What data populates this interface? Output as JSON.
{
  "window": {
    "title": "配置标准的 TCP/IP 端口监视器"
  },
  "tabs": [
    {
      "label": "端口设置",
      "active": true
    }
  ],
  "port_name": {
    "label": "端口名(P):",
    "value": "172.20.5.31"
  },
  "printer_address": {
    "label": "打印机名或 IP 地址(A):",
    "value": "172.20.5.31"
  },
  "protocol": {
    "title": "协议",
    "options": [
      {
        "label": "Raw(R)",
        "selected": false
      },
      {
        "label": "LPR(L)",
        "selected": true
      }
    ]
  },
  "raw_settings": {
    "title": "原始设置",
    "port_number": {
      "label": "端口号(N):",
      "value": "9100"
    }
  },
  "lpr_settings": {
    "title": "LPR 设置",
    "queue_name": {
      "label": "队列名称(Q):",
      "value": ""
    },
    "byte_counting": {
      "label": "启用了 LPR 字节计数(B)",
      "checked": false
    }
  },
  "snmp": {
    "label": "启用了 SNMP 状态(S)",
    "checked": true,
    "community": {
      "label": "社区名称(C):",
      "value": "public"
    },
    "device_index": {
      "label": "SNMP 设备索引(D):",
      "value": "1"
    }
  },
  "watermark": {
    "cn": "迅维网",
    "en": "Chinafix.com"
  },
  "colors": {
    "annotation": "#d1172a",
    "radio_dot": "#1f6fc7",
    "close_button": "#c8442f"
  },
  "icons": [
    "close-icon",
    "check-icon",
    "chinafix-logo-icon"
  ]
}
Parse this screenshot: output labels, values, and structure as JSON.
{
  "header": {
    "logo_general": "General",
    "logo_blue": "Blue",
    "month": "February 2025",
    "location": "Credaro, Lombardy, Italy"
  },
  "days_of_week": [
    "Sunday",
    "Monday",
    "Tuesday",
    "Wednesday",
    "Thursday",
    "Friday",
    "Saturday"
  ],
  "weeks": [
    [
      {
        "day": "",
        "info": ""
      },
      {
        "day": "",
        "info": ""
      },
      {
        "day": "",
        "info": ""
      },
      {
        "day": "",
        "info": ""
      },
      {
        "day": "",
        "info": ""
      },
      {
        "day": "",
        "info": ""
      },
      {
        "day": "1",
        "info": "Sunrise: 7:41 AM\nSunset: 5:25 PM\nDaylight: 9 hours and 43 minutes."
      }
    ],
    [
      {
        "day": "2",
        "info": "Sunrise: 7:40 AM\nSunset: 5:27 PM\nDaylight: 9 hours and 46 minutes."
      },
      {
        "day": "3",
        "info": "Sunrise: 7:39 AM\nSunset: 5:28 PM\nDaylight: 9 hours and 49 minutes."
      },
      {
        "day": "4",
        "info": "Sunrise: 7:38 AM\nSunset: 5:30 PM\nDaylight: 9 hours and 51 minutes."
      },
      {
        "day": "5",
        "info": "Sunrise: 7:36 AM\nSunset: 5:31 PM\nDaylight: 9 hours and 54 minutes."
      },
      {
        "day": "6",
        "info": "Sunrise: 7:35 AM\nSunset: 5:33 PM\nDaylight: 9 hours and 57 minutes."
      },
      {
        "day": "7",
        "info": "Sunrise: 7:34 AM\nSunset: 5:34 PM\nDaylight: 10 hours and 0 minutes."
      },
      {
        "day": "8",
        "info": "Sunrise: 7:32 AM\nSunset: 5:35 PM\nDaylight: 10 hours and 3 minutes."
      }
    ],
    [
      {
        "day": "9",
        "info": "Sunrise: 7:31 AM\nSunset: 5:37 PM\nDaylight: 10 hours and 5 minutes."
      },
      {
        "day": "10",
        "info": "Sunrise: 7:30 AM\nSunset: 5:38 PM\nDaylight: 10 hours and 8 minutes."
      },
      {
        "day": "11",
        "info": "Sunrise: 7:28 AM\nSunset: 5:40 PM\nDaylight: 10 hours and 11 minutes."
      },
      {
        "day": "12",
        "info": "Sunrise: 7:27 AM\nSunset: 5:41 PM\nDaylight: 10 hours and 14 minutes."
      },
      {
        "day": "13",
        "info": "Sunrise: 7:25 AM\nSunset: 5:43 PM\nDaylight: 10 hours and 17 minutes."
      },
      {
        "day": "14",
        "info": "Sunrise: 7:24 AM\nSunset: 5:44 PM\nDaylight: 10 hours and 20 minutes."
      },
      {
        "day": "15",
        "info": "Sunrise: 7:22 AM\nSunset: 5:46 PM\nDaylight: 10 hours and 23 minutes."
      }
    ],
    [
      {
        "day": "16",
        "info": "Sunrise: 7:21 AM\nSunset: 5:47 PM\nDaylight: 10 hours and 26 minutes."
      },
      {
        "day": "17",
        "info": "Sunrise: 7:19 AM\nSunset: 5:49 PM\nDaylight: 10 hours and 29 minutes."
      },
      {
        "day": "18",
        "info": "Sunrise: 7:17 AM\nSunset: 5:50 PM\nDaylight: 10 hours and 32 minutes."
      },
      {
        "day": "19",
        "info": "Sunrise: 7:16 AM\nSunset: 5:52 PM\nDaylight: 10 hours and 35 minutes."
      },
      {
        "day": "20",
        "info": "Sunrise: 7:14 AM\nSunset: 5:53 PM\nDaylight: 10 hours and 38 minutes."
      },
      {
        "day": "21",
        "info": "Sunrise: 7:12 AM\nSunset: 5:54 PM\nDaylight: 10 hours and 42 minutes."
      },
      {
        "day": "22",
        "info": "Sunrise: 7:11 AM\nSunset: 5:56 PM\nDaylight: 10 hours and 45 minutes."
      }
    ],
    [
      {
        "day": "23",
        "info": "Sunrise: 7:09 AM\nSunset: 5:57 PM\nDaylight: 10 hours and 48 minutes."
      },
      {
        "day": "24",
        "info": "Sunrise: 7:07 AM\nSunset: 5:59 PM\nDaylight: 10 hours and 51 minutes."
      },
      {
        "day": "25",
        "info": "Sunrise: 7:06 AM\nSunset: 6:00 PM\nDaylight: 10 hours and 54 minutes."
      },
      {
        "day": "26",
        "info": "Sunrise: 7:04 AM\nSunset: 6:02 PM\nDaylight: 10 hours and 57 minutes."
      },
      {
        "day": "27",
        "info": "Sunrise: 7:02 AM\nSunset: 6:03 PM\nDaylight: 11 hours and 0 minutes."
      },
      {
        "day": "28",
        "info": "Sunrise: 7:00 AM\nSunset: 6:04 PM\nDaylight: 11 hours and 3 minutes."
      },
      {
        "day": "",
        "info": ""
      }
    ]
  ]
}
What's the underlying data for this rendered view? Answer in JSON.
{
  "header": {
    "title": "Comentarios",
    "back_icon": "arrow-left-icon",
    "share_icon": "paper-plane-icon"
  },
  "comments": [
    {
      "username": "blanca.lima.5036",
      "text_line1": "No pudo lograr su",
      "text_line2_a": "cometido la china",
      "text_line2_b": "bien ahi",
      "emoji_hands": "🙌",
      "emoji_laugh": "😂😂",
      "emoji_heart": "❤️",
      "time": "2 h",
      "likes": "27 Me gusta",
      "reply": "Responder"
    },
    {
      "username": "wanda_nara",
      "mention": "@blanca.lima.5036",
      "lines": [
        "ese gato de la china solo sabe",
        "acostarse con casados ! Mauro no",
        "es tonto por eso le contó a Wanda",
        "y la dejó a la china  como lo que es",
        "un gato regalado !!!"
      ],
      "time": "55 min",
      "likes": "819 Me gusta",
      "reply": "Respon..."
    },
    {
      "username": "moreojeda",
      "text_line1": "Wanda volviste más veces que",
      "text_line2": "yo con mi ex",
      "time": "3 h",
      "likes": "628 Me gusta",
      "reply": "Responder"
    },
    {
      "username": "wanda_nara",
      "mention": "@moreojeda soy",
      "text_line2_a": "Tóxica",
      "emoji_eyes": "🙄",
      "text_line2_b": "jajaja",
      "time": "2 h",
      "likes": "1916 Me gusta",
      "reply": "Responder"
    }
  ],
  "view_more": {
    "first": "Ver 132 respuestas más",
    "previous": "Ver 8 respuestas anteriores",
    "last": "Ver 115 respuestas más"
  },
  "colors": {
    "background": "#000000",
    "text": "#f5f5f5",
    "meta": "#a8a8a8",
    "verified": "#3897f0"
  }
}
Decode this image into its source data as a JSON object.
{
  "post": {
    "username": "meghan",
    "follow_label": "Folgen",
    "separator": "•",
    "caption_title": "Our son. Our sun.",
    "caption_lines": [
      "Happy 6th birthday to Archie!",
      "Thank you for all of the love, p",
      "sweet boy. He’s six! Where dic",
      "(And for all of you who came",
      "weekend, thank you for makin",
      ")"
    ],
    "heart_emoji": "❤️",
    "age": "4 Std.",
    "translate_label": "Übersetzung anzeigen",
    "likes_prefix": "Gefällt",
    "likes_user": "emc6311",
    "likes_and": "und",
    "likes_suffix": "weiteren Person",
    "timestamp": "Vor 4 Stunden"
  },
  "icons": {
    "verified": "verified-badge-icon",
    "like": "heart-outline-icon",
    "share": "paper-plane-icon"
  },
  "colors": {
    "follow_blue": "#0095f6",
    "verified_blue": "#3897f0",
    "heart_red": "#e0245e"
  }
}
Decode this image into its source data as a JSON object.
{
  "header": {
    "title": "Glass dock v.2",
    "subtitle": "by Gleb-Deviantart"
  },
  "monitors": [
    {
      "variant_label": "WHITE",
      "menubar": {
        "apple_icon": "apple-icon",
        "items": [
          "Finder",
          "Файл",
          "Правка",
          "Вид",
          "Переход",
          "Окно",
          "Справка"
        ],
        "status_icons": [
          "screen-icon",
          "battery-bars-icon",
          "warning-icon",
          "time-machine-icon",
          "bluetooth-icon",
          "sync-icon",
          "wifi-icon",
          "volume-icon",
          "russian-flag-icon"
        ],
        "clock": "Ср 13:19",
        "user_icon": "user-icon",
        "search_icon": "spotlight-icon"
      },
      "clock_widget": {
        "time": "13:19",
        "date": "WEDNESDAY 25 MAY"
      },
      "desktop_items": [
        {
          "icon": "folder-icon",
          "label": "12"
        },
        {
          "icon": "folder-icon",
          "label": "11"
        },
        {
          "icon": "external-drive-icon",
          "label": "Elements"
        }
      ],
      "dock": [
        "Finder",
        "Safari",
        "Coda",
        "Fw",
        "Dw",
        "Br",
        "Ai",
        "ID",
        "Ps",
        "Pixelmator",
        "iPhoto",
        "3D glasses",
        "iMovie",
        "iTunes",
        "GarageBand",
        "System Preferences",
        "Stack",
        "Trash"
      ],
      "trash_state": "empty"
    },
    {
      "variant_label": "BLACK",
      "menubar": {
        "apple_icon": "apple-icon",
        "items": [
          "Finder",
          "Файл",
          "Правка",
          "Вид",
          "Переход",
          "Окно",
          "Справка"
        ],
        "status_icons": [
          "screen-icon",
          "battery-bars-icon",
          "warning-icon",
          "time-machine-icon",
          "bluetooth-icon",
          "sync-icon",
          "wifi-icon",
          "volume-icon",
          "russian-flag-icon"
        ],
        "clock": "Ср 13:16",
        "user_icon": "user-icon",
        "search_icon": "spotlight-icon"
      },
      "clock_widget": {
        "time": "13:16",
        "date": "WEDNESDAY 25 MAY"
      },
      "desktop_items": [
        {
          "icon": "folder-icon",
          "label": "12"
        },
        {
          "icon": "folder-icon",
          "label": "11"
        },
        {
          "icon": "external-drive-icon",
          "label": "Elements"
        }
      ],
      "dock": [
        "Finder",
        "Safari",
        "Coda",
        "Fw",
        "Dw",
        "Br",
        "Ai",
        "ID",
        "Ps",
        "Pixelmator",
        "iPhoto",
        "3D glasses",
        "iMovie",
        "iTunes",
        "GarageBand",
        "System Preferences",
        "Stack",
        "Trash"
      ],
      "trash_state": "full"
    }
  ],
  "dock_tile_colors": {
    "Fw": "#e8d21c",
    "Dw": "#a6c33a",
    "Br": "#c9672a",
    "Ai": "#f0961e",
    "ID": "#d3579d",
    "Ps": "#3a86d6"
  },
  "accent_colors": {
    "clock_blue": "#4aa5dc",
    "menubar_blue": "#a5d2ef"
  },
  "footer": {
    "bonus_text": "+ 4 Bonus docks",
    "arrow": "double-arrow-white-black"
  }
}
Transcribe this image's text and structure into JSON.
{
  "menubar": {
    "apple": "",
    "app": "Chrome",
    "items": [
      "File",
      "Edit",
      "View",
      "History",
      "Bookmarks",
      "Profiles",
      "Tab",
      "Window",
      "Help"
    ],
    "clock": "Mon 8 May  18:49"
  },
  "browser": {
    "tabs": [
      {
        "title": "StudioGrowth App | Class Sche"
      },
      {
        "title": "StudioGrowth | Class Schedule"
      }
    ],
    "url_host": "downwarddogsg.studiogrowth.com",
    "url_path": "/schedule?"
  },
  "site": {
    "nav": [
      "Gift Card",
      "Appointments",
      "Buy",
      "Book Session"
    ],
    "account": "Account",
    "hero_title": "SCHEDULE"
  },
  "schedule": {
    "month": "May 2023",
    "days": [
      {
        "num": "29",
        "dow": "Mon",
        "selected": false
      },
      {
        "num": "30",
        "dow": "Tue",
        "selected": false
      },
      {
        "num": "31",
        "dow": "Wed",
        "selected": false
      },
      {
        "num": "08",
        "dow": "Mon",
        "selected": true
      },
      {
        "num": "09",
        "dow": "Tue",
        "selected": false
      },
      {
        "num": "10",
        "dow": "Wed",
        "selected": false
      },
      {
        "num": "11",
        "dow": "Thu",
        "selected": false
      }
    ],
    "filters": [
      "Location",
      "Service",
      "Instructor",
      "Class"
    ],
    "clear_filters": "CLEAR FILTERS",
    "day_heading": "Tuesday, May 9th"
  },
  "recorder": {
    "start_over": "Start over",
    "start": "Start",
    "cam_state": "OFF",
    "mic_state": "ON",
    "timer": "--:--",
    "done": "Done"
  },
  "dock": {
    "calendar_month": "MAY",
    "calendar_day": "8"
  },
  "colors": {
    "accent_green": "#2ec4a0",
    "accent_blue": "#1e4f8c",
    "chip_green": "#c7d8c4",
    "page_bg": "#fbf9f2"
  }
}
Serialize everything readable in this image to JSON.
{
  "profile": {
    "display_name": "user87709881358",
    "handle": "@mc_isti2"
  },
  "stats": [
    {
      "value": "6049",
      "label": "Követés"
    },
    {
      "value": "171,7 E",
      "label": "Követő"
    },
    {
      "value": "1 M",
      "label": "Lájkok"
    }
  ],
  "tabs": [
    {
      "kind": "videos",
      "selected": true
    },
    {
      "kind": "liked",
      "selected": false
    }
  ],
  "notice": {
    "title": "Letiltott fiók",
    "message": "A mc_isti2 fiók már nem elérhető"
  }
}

────────────────────────────────────────

- _TASK TO COMPLETE_:
Find the lines above that contain the word "fiók" and collect them.

- _RESPONSE TO THIS EXERCISE_:
    "title": "Letiltott fiók",
    "message": "A mc_isti2 fiók már nem elérhető"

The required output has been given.